● ITEMS
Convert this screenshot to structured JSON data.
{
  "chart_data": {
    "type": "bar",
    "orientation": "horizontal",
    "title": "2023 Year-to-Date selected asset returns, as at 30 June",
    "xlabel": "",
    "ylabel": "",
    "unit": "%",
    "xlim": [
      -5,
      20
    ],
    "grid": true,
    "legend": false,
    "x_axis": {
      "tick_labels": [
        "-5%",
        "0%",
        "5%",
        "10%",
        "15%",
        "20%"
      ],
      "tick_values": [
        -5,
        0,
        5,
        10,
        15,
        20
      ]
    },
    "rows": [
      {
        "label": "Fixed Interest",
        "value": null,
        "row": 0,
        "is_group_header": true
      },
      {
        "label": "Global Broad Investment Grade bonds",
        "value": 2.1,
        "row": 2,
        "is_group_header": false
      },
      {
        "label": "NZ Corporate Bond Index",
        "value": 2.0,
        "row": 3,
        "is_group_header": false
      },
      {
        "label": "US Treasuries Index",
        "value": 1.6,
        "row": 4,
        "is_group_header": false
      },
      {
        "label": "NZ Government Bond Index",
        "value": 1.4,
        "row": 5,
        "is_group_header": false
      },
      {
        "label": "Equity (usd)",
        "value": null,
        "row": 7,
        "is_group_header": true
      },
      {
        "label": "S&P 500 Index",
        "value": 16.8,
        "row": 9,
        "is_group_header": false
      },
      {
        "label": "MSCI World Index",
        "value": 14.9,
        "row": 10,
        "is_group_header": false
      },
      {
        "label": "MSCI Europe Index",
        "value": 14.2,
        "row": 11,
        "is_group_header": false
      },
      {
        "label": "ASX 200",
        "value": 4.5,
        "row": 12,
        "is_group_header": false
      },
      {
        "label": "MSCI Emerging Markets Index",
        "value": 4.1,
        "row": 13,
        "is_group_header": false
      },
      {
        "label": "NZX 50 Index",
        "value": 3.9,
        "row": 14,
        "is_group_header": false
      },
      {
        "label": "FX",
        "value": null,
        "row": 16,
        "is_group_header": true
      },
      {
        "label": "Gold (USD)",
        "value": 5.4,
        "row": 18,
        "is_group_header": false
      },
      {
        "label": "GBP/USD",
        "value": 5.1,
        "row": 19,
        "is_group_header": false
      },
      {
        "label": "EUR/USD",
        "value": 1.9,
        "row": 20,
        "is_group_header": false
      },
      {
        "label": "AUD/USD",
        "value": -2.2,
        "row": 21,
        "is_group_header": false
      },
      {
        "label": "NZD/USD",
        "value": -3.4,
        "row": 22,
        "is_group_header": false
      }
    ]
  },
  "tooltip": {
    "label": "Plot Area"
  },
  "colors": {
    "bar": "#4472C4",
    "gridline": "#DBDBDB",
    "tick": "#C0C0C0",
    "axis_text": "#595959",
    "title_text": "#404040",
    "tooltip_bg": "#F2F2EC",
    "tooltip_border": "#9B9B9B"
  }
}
==
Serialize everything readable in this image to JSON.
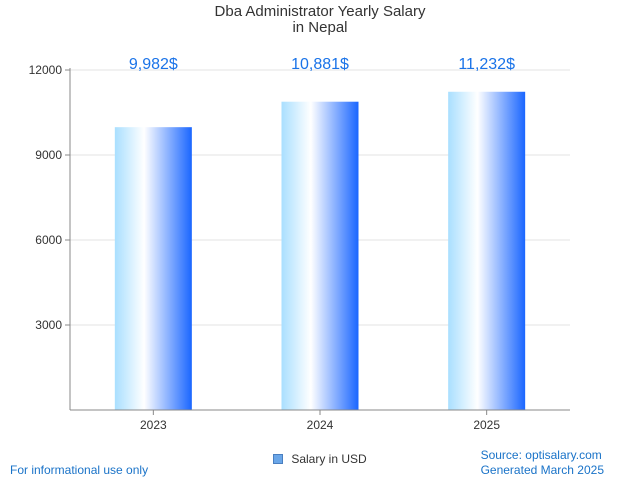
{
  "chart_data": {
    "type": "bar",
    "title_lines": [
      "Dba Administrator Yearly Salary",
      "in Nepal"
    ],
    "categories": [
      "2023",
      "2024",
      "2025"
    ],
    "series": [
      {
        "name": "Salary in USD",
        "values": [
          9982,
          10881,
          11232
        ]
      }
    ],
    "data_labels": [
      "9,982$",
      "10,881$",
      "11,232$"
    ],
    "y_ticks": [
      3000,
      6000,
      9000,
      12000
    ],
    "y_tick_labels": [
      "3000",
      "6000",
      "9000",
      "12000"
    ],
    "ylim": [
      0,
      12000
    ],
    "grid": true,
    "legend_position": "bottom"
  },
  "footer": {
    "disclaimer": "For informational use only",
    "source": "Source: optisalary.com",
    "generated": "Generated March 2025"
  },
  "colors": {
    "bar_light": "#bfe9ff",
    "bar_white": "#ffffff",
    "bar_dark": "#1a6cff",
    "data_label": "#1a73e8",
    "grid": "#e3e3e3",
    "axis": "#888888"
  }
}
* * *
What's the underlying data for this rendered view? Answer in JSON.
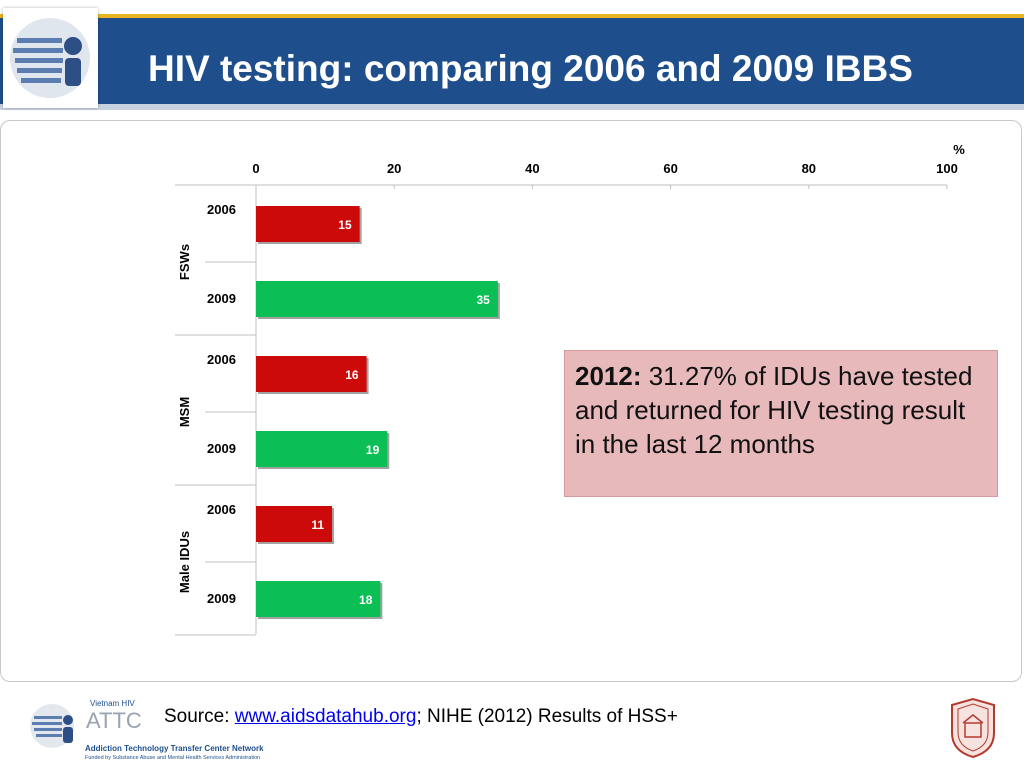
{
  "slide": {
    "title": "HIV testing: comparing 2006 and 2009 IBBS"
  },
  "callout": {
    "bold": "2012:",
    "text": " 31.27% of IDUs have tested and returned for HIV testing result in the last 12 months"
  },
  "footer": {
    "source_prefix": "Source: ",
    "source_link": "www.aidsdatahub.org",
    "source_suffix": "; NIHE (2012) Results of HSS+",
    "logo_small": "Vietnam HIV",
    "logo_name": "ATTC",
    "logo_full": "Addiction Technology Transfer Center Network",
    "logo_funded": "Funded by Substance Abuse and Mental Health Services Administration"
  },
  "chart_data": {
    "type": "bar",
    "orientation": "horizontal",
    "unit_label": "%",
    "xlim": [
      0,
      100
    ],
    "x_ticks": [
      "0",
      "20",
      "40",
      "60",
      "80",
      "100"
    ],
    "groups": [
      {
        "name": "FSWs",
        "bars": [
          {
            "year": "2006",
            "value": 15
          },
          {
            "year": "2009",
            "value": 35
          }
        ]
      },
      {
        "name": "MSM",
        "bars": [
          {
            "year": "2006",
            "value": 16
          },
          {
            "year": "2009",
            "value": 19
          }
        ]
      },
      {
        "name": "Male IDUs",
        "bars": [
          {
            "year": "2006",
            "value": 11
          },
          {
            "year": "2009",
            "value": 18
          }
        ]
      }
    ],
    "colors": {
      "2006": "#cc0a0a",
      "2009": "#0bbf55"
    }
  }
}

● INSTRUCTIONS TO FOLLOW
Search the records for the word "MSCI". Copy every line that has it.

● TASK SOLUTION
        "label": "MSCI World Index",
        "label": "MSCI Europe Index",
        "label": "MSCI Emerging Markets Index",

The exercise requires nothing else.